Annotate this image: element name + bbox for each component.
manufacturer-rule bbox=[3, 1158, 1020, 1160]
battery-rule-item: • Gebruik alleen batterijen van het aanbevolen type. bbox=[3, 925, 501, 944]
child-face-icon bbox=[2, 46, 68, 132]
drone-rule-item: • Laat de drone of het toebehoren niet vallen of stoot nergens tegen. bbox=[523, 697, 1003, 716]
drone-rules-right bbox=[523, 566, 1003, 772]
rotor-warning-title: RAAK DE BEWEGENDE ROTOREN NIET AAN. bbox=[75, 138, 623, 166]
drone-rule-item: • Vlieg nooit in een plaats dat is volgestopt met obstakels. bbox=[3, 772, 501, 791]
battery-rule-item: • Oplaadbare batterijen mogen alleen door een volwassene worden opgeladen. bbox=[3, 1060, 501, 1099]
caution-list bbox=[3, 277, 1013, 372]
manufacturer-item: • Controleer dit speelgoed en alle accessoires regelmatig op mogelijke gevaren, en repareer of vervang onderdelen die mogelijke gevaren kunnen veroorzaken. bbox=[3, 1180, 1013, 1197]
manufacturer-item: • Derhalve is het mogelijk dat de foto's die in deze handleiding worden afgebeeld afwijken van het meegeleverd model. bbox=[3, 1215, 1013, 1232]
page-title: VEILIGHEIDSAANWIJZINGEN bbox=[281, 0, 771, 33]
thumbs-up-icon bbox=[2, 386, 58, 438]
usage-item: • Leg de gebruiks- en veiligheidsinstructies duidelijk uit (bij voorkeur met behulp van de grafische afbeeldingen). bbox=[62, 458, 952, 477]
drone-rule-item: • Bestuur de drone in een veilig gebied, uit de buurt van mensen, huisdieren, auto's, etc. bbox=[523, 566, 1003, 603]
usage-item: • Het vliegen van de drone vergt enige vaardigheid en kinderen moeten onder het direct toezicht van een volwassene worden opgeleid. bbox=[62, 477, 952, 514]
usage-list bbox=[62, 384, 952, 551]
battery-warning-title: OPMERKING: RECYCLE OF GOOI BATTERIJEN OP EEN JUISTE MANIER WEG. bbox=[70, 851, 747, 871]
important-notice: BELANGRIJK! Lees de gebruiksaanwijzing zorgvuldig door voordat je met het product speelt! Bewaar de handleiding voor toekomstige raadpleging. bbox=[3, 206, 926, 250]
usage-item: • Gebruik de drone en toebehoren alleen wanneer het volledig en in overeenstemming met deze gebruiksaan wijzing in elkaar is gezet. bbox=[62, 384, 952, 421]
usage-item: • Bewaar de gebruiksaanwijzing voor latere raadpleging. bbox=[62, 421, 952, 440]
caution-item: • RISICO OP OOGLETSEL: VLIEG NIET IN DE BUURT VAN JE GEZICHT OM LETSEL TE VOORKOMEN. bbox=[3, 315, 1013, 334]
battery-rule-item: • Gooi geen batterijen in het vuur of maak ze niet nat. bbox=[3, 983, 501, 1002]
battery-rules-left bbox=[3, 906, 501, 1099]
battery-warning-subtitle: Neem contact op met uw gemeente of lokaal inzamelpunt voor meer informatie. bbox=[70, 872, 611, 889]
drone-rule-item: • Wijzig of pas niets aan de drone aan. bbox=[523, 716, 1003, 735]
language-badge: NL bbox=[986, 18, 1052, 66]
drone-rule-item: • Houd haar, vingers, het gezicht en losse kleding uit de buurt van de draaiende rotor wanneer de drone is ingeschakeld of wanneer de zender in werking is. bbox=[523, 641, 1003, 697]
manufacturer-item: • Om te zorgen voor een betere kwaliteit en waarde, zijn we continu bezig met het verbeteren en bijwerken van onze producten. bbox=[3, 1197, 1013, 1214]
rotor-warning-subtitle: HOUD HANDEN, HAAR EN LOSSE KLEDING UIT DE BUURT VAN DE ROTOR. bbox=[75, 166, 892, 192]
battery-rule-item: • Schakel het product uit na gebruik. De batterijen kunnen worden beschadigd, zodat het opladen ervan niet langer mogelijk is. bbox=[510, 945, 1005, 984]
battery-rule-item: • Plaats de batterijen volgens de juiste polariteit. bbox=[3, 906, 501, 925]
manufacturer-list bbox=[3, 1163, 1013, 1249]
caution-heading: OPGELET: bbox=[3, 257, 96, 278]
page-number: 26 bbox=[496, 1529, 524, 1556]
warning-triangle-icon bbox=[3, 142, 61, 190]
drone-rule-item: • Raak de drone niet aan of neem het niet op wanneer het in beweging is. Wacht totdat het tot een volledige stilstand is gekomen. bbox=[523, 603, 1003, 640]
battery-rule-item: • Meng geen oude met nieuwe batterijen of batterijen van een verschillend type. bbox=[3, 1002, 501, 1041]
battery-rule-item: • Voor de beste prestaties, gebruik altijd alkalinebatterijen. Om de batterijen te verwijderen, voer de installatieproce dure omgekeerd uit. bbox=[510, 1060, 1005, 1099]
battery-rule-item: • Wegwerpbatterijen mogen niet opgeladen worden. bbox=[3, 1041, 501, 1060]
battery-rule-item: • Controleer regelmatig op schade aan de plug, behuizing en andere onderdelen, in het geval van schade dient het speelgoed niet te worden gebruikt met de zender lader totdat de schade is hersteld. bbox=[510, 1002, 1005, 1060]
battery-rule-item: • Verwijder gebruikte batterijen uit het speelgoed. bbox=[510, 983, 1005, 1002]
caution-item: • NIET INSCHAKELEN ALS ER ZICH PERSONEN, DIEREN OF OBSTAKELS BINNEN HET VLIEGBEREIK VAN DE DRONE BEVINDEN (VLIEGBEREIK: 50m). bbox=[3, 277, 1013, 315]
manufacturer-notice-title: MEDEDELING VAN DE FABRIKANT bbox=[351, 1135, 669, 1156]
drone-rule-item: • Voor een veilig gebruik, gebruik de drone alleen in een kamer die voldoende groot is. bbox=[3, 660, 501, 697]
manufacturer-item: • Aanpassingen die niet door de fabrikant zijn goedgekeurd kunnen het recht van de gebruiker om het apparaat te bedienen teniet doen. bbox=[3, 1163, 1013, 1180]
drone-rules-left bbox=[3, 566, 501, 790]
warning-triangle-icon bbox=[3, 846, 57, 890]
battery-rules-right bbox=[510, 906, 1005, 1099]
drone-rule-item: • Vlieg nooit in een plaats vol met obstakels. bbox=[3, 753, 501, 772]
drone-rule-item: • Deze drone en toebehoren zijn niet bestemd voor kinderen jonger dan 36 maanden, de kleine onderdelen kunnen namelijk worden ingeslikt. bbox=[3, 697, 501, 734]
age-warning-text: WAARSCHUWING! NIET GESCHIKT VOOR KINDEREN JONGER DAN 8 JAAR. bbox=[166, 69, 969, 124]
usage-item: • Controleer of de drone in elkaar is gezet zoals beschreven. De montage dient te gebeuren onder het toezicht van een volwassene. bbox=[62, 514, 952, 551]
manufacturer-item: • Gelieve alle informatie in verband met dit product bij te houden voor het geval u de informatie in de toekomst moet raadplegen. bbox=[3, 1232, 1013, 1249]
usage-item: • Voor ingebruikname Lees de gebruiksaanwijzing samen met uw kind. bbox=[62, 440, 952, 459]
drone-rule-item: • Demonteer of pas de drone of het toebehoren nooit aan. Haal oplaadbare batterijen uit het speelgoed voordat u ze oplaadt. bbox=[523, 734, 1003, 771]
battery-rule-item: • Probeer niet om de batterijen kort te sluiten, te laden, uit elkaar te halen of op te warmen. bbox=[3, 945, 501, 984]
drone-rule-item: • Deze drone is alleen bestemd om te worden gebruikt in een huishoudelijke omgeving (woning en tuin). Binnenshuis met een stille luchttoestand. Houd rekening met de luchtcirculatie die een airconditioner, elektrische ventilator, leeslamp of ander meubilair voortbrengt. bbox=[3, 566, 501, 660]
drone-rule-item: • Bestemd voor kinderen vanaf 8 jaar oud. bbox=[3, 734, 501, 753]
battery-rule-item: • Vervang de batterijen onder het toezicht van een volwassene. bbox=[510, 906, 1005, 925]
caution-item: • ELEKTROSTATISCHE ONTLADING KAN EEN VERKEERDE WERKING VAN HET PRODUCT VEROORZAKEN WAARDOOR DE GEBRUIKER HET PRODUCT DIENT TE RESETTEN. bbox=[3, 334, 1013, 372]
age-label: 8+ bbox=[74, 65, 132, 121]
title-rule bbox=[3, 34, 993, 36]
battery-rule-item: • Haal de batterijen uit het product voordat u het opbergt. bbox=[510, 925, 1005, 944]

---------------

- **TASK TO COMPLETE**
Reproduce the rows verbatim, from the first row through the row containing "important-notice: BELANGRIJK! Lees", including both.

- **WRITTEN RESPONSE**
Annotate this image: element name + bbox for each component.
manufacturer-rule bbox=[3, 1158, 1020, 1160]
battery-rule-item: • Gebruik alleen batterijen van het aanbevolen type. bbox=[3, 925, 501, 944]
child-face-icon bbox=[2, 46, 68, 132]
drone-rule-item: • Laat de drone of het toebehoren niet vallen of stoot nergens tegen. bbox=[523, 697, 1003, 716]
drone-rules-right bbox=[523, 566, 1003, 772]
rotor-warning-title: RAAK DE BEWEGENDE ROTOREN NIET AAN. bbox=[75, 138, 623, 166]
drone-rule-item: • Vlieg nooit in een plaats dat is volgestopt met obstakels. bbox=[3, 772, 501, 791]
battery-rule-item: • Oplaadbare batterijen mogen alleen door een volwassene worden opgeladen. bbox=[3, 1060, 501, 1099]
caution-list bbox=[3, 277, 1013, 372]
manufacturer-item: • Controleer dit speelgoed en alle accessoires regelmatig op mogelijke gevaren, en repareer of vervang onderdelen die mogelijke gevaren kunnen veroorzaken. bbox=[3, 1180, 1013, 1197]
manufacturer-item: • Derhalve is het mogelijk dat de foto's die in deze handleiding worden afgebeeld afwijken van het meegeleverd model. bbox=[3, 1215, 1013, 1232]
page-title: VEILIGHEIDSAANWIJZINGEN bbox=[281, 0, 771, 33]
thumbs-up-icon bbox=[2, 386, 58, 438]
usage-item: • Leg de gebruiks- en veiligheidsinstructies duidelijk uit (bij voorkeur met behulp van de grafische afbeeldingen). bbox=[62, 458, 952, 477]
drone-rule-item: • Bestuur de drone in een veilig gebied, uit de buurt van mensen, huisdieren, auto's, etc. bbox=[523, 566, 1003, 603]
usage-item: • Het vliegen van de drone vergt enige vaardigheid en kinderen moeten onder het direct toezicht van een volwassene worden opgeleid. bbox=[62, 477, 952, 514]
usage-list bbox=[62, 384, 952, 551]
battery-warning-title: OPMERKING: RECYCLE OF GOOI BATTERIJEN OP EEN JUISTE MANIER WEG. bbox=[70, 851, 747, 871]
important-notice: BELANGRIJK! Lees de gebruiksaanwijzing zorgvuldig door voordat je met het product speelt! Bewaar de handleiding voor toekomstige raadpleging. bbox=[3, 206, 926, 250]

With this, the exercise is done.